▶ WORK INSTRUCTIONS
Write out, word for word, the stretch of lines beginning at the one with "What data populates" and ending at the one with "What's the underlying", omitting the images.

▶ LISTING
______________________________

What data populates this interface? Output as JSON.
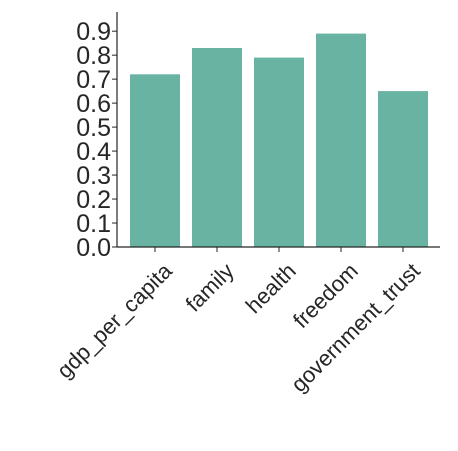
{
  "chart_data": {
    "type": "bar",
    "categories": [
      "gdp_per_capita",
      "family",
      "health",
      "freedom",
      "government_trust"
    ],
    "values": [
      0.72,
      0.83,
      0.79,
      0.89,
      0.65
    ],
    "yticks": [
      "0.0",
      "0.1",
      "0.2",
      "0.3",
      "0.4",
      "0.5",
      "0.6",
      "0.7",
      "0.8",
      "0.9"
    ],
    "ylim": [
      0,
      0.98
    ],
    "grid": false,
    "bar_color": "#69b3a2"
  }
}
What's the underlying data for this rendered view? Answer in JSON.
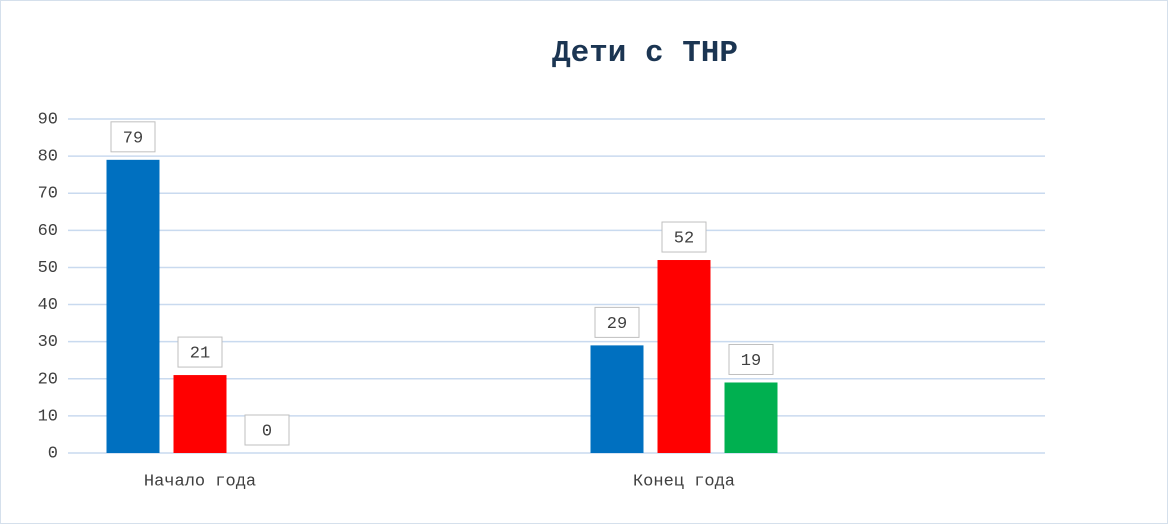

______________________________

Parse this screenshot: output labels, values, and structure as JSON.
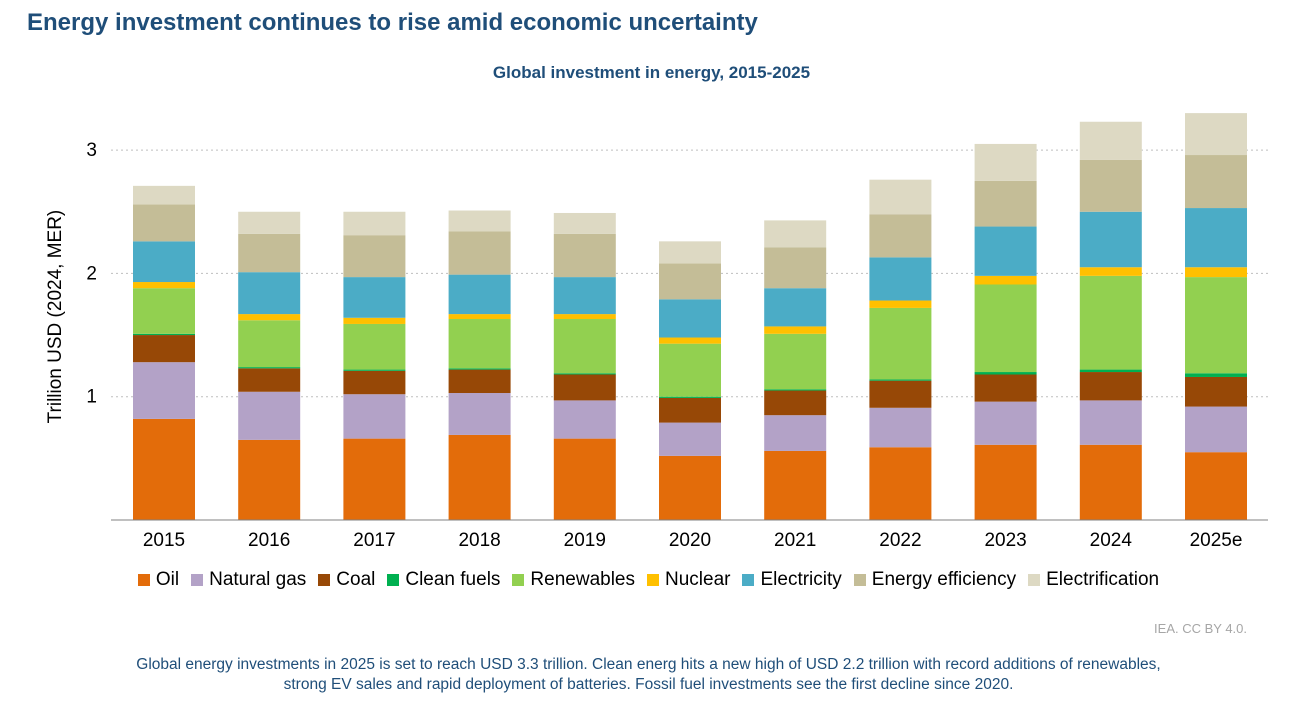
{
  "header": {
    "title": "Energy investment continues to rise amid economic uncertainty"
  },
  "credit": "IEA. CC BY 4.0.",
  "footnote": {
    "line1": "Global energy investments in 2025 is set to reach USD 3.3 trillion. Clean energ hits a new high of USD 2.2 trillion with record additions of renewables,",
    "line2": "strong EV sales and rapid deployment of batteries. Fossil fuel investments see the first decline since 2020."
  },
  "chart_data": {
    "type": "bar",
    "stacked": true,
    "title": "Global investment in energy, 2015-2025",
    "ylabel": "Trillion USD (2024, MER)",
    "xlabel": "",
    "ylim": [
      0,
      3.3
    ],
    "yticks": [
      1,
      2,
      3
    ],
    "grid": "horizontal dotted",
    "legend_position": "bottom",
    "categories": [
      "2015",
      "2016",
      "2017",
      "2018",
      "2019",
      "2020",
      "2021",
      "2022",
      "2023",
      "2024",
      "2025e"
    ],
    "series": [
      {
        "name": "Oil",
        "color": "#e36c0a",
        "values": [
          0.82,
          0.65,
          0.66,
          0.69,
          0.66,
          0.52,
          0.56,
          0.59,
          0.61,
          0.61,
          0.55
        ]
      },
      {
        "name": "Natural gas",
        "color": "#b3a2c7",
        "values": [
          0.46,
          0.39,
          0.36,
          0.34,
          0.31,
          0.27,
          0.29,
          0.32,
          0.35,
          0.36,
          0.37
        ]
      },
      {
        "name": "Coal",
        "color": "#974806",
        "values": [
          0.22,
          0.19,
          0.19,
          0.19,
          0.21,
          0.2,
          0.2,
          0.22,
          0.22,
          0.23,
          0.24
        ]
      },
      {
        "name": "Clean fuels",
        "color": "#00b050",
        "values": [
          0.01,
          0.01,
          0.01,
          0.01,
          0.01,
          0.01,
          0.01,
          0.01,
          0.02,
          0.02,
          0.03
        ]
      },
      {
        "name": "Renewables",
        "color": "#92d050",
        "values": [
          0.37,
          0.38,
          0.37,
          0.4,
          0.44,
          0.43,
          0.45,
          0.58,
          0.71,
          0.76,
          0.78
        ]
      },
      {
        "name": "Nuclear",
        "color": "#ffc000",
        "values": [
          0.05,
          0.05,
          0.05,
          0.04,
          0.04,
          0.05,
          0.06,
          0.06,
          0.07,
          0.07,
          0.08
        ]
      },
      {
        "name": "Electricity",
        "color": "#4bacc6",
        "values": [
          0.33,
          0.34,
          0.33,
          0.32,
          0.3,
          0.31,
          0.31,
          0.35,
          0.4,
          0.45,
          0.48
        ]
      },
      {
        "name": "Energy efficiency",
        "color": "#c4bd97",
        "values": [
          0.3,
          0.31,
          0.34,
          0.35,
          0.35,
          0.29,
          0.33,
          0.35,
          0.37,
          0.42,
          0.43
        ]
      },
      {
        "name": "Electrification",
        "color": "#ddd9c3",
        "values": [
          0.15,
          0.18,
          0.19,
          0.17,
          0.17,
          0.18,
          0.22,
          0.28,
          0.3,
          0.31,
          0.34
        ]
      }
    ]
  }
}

______________________________

▶ EXERCISE RESPONSE
What data populates this interface? Output as JSON.
{
  "chart_data": {
    "type": "bar",
    "categories": [
      "gdp_per_capita",
      "family",
      "health",
      "freedom",
      "government_trust"
    ],
    "values": [
      0.72,
      0.83,
      0.79,
      0.89,
      0.65
    ],
    "yticks": [
      "0.0",
      "0.1",
      "0.2",
      "0.3",
      "0.4",
      "0.5",
      "0.6",
      "0.7",
      "0.8",
      "0.9"
    ],
    "ylim": [
      0,
      0.98
    ],
    "grid": false,
    "bar_color": "#69b3a2"
  }
}
What's the underlying data for this rendered view? Answer in JSON.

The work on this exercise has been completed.